What you need to do
Transcribe all the entries word for word, omitting any pictures they contain.

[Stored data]

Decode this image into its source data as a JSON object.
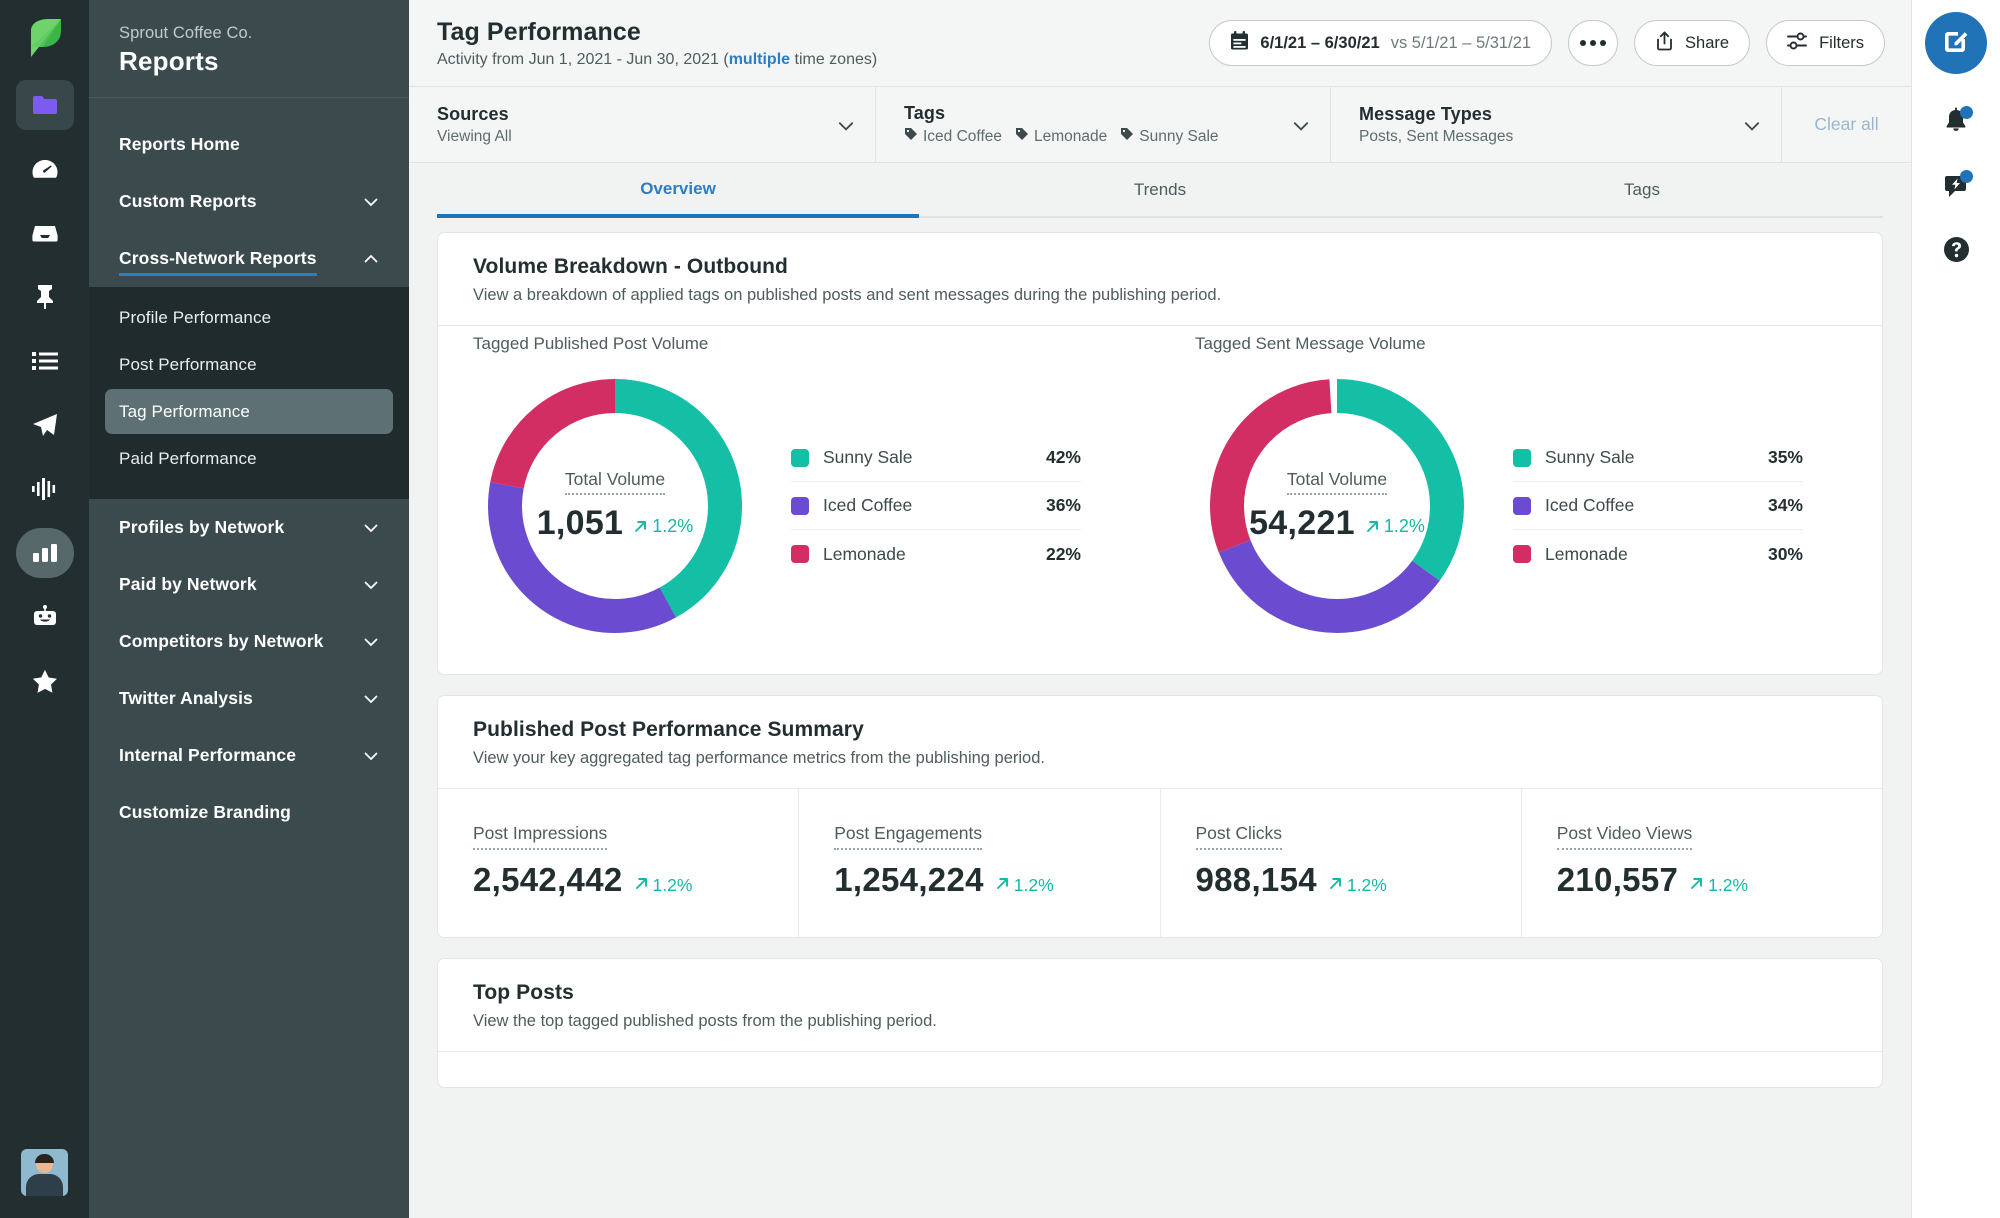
{
  "rail": {
    "logo": "sprout-leaf-logo",
    "items": [
      {
        "icon": "folder-icon",
        "name": "rail-item-publishing",
        "state": "boxed"
      },
      {
        "icon": "dashboard-speedometer-icon",
        "name": "rail-item-dashboard",
        "state": "plain"
      },
      {
        "icon": "inbox-icon",
        "name": "rail-item-inbox",
        "state": "plain"
      },
      {
        "icon": "pin-icon",
        "name": "rail-item-pinned",
        "state": "plain"
      },
      {
        "icon": "list-icon",
        "name": "rail-item-tasks",
        "state": "plain"
      },
      {
        "icon": "paper-plane-icon",
        "name": "rail-item-send",
        "state": "plain"
      },
      {
        "icon": "listening-waveform-icon",
        "name": "rail-item-listening",
        "state": "plain"
      },
      {
        "icon": "bar-chart-icon",
        "name": "rail-item-reports",
        "state": "pill"
      },
      {
        "icon": "bot-icon",
        "name": "rail-item-bots",
        "state": "plain"
      },
      {
        "icon": "star-icon",
        "name": "rail-item-reviews",
        "state": "plain"
      }
    ],
    "avatar": "user-avatar"
  },
  "sidebar": {
    "org": "Sprout Coffee Co.",
    "title": "Reports",
    "nav": [
      {
        "label": "Reports Home",
        "expandable": false,
        "underline": false
      },
      {
        "label": "Custom Reports",
        "expandable": true,
        "chevron": "chevron-down",
        "underline": false
      },
      {
        "label": "Cross-Network Reports",
        "expandable": true,
        "chevron": "chevron-up",
        "underline": true
      }
    ],
    "sub_items": [
      {
        "label": "Profile Performance",
        "selected": false
      },
      {
        "label": "Post Performance",
        "selected": false
      },
      {
        "label": "Tag Performance",
        "selected": true
      },
      {
        "label": "Paid Performance",
        "selected": false
      }
    ],
    "nav_bottom": [
      {
        "label": "Profiles by Network",
        "expandable": true,
        "chevron": "chevron-down"
      },
      {
        "label": "Paid by Network",
        "expandable": true,
        "chevron": "chevron-down"
      },
      {
        "label": "Competitors by Network",
        "expandable": true,
        "chevron": "chevron-down"
      },
      {
        "label": "Twitter Analysis",
        "expandable": true,
        "chevron": "chevron-down"
      },
      {
        "label": "Internal Performance",
        "expandable": true,
        "chevron": "chevron-down"
      },
      {
        "label": "Customize Branding",
        "expandable": false
      }
    ]
  },
  "header": {
    "title": "Tag Performance",
    "subtitle_pre": "Activity from Jun 1, 2021 - Jun 30, 2021 (",
    "subtitle_link": "multiple",
    "subtitle_post": " time zones)",
    "date_icon": "calendar-icon",
    "date_range": "6/1/21 – 6/30/21",
    "date_compare": "vs 5/1/21 – 5/31/21",
    "more_label": "more-options",
    "share_label": "Share",
    "share_icon": "share-upload-icon",
    "filters_label": "Filters",
    "filters_icon": "sliders-icon"
  },
  "filterbar": {
    "sources": {
      "label": "Sources",
      "value": "Viewing All",
      "chevron": "chevron-down"
    },
    "tags": {
      "label": "Tags",
      "chips": [
        "Iced Coffee",
        "Lemonade",
        "Sunny Sale"
      ],
      "chip_icon": "tag-icon",
      "chevron": "chevron-down"
    },
    "message_types": {
      "label": "Message Types",
      "value": "Posts, Sent Messages",
      "chevron": "chevron-down"
    },
    "clear_all": "Clear all"
  },
  "tabs": [
    {
      "label": "Overview",
      "active": true
    },
    {
      "label": "Trends",
      "active": false
    },
    {
      "label": "Tags",
      "active": false
    }
  ],
  "volume_card": {
    "title": "Volume Breakdown - Outbound",
    "description": "View a breakdown of applied tags on published posts and sent messages during the publishing period."
  },
  "summary_card": {
    "title": "Published Post Performance Summary",
    "description": "View your key aggregated tag performance metrics from the publishing period.",
    "metrics": [
      {
        "label": "Post Impressions",
        "value": "2,542,442",
        "delta": "1.2%",
        "trend": "up"
      },
      {
        "label": "Post Engagements",
        "value": "1,254,224",
        "delta": "1.2%",
        "trend": "up"
      },
      {
        "label": "Post Clicks",
        "value": "988,154",
        "delta": "1.2%",
        "trend": "up"
      },
      {
        "label": "Post Video Views",
        "value": "210,557",
        "delta": "1.2%",
        "trend": "up"
      }
    ]
  },
  "top_posts_card": {
    "title": "Top Posts",
    "description": "View the top tagged published posts from the publishing period."
  },
  "right_rail": {
    "compose": "compose-icon",
    "items": [
      {
        "icon": "bell-icon",
        "name": "notifications-button",
        "badge": true
      },
      {
        "icon": "feedback-bolt-icon",
        "name": "whats-new-button",
        "badge": true
      },
      {
        "icon": "help-question-icon",
        "name": "help-button",
        "badge": false
      }
    ]
  },
  "colors": {
    "teal": "#15bfa5",
    "purple": "#6b4cd0",
    "pink": "#d32e63",
    "accent_blue": "#2173b8",
    "delta_green": "#14b8a6"
  },
  "chart_data": [
    {
      "type": "pie",
      "variant": "donut",
      "title": "Tagged Published Post Volume",
      "center_label": "Total Volume",
      "center_value": "1,051",
      "center_delta": "1.2%",
      "center_trend": "up",
      "categories": [
        "Sunny Sale",
        "Iced Coffee",
        "Lemonade"
      ],
      "values": [
        42,
        36,
        22
      ],
      "value_labels": [
        "42%",
        "36%",
        "22%"
      ],
      "colors": [
        "#15bfa5",
        "#6b4cd0",
        "#d32e63"
      ],
      "legend_position": "right",
      "start_angle": 0,
      "direction": "clockwise"
    },
    {
      "type": "pie",
      "variant": "donut",
      "title": "Tagged Sent Message Volume",
      "center_label": "Total Volume",
      "center_value": "54,221",
      "center_delta": "1.2%",
      "center_trend": "up",
      "categories": [
        "Sunny Sale",
        "Iced Coffee",
        "Lemonade"
      ],
      "values": [
        35,
        34,
        30
      ],
      "value_labels": [
        "35%",
        "34%",
        "30%"
      ],
      "colors": [
        "#15bfa5",
        "#6b4cd0",
        "#d32e63"
      ],
      "legend_position": "right",
      "start_angle": 0,
      "direction": "clockwise"
    }
  ]
}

Exercise result
Decode this image into its source data as a JSON object.
{
  "rail": {
    "logo": "sprout-leaf-logo",
    "items": [
      {
        "icon": "folder-icon",
        "name": "rail-item-publishing",
        "state": "boxed"
      },
      {
        "icon": "dashboard-speedometer-icon",
        "name": "rail-item-dashboard",
        "state": "plain"
      },
      {
        "icon": "inbox-icon",
        "name": "rail-item-inbox",
        "state": "plain"
      },
      {
        "icon": "pin-icon",
        "name": "rail-item-pinned",
        "state": "plain"
      },
      {
        "icon": "list-icon",
        "name": "rail-item-tasks",
        "state": "plain"
      },
      {
        "icon": "paper-plane-icon",
        "name": "rail-item-send",
        "state": "plain"
      },
      {
        "icon": "listening-waveform-icon",
        "name": "rail-item-listening",
        "state": "plain"
      },
      {
        "icon": "bar-chart-icon",
        "name": "rail-item-reports",
        "state": "pill"
      },
      {
        "icon": "bot-icon",
        "name": "rail-item-bots",
        "state": "plain"
      },
      {
        "icon": "star-icon",
        "name": "rail-item-reviews",
        "state": "plain"
      }
    ],
    "avatar": "user-avatar"
  },
  "sidebar": {
    "org": "Sprout Coffee Co.",
    "title": "Reports",
    "nav": [
      {
        "label": "Reports Home",
        "expandable": false,
        "underline": false
      },
      {
        "label": "Custom Reports",
        "expandable": true,
        "chevron": "chevron-down",
        "underline": false
      },
      {
        "label": "Cross-Network Reports",
        "expandable": true,
        "chevron": "chevron-up",
        "underline": true
      }
    ],
    "sub_items": [
      {
        "label": "Profile Performance",
        "selected": false
      },
      {
        "label": "Post Performance",
        "selected": false
      },
      {
        "label": "Tag Performance",
        "selected": true
      },
      {
        "label": "Paid Performance",
        "selected": false
      }
    ],
    "nav_bottom": [
      {
        "label": "Profiles by Network",
        "expandable": true,
        "chevron": "chevron-down"
      },
      {
        "label": "Paid by Network",
        "expandable": true,
        "chevron": "chevron-down"
      },
      {
        "label": "Competitors by Network",
        "expandable": true,
        "chevron": "chevron-down"
      },
      {
        "label": "Twitter Analysis",
        "expandable": true,
        "chevron": "chevron-down"
      },
      {
        "label": "Internal Performance",
        "expandable": true,
        "chevron": "chevron-down"
      },
      {
        "label": "Customize Branding",
        "expandable": false
      }
    ]
  },
  "header": {
    "title": "Tag Performance",
    "subtitle_pre": "Activity from Jun 1, 2021 - Jun 30, 2021 (",
    "subtitle_link": "multiple",
    "subtitle_post": " time zones)",
    "date_icon": "calendar-icon",
    "date_range": "6/1/21 – 6/30/21",
    "date_compare": "vs 5/1/21 – 5/31/21",
    "more_label": "more-options",
    "share_label": "Share",
    "share_icon": "share-upload-icon",
    "filters_label": "Filters",
    "filters_icon": "sliders-icon"
  },
  "filterbar": {
    "sources": {
      "label": "Sources",
      "value": "Viewing All",
      "chevron": "chevron-down"
    },
    "tags": {
      "label": "Tags",
      "chips": [
        "Iced Coffee",
        "Lemonade",
        "Sunny Sale"
      ],
      "chip_icon": "tag-icon",
      "chevron": "chevron-down"
    },
    "message_types": {
      "label": "Message Types",
      "value": "Posts, Sent Messages",
      "chevron": "chevron-down"
    },
    "clear_all": "Clear all"
  },
  "tabs": [
    {
      "label": "Overview",
      "active": true
    },
    {
      "label": "Trends",
      "active": false
    },
    {
      "label": "Tags",
      "active": false
    }
  ],
  "volume_card": {
    "title": "Volume Breakdown - Outbound",
    "description": "View a breakdown of applied tags on published posts and sent messages during the publishing period."
  },
  "summary_card": {
    "title": "Published Post Performance Summary",
    "description": "View your key aggregated tag performance metrics from the publishing period.",
    "metrics": [
      {
        "label": "Post Impressions",
        "value": "2,542,442",
        "delta": "1.2%",
        "trend": "up"
      },
      {
        "label": "Post Engagements",
        "value": "1,254,224",
        "delta": "1.2%",
        "trend": "up"
      },
      {
        "label": "Post Clicks",
        "value": "988,154",
        "delta": "1.2%",
        "trend": "up"
      },
      {
        "label": "Post Video Views",
        "value": "210,557",
        "delta": "1.2%",
        "trend": "up"
      }
    ]
  },
  "top_posts_card": {
    "title": "Top Posts",
    "description": "View the top tagged published posts from the publishing period."
  },
  "right_rail": {
    "compose": "compose-icon",
    "items": [
      {
        "icon": "bell-icon",
        "name": "notifications-button",
        "badge": true
      },
      {
        "icon": "feedback-bolt-icon",
        "name": "whats-new-button",
        "badge": true
      },
      {
        "icon": "help-question-icon",
        "name": "help-button",
        "badge": false
      }
    ]
  },
  "colors": {
    "teal": "#15bfa5",
    "purple": "#6b4cd0",
    "pink": "#d32e63",
    "accent_blue": "#2173b8",
    "delta_green": "#14b8a6"
  },
  "chart_data": [
    {
      "type": "pie",
      "variant": "donut",
      "title": "Tagged Published Post Volume",
      "center_label": "Total Volume",
      "center_value": "1,051",
      "center_delta": "1.2%",
      "center_trend": "up",
      "categories": [
        "Sunny Sale",
        "Iced Coffee",
        "Lemonade"
      ],
      "values": [
        42,
        36,
        22
      ],
      "value_labels": [
        "42%",
        "36%",
        "22%"
      ],
      "colors": [
        "#15bfa5",
        "#6b4cd0",
        "#d32e63"
      ],
      "legend_position": "right",
      "start_angle": 0,
      "direction": "clockwise"
    },
    {
      "type": "pie",
      "variant": "donut",
      "title": "Tagged Sent Message Volume",
      "center_label": "Total Volume",
      "center_value": "54,221",
      "center_delta": "1.2%",
      "center_trend": "up",
      "categories": [
        "Sunny Sale",
        "Iced Coffee",
        "Lemonade"
      ],
      "values": [
        35,
        34,
        30
      ],
      "value_labels": [
        "35%",
        "34%",
        "30%"
      ],
      "colors": [
        "#15bfa5",
        "#6b4cd0",
        "#d32e63"
      ],
      "legend_position": "right",
      "start_angle": 0,
      "direction": "clockwise"
    }
  ]
}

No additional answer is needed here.